- _INPUT FOR THIS TASK_

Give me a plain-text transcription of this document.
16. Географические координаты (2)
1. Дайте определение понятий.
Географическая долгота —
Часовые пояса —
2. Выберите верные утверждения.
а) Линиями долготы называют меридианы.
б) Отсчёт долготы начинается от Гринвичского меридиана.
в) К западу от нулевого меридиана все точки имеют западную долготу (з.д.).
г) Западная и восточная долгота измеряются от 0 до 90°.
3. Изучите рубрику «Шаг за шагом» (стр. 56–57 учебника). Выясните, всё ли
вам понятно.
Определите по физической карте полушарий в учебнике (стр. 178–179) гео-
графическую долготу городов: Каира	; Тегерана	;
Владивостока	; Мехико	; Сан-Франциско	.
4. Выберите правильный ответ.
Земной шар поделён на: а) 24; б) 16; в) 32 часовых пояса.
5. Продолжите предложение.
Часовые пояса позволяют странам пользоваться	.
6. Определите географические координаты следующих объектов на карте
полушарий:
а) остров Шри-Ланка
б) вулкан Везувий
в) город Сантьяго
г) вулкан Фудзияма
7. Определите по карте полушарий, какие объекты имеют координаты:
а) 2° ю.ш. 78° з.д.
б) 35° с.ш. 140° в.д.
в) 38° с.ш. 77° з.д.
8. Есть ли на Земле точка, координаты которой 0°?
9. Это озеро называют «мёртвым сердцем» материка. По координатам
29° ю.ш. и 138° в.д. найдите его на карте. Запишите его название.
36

- _EXERCISE PROMPT_
Which lines above contain "долготу"? Show each of them.

- _RESULT_
в) К западу от нулевого меридиана все точки имеют западную долготу (з.д.).
графическую долготу городов: Каира	; Тегерана	;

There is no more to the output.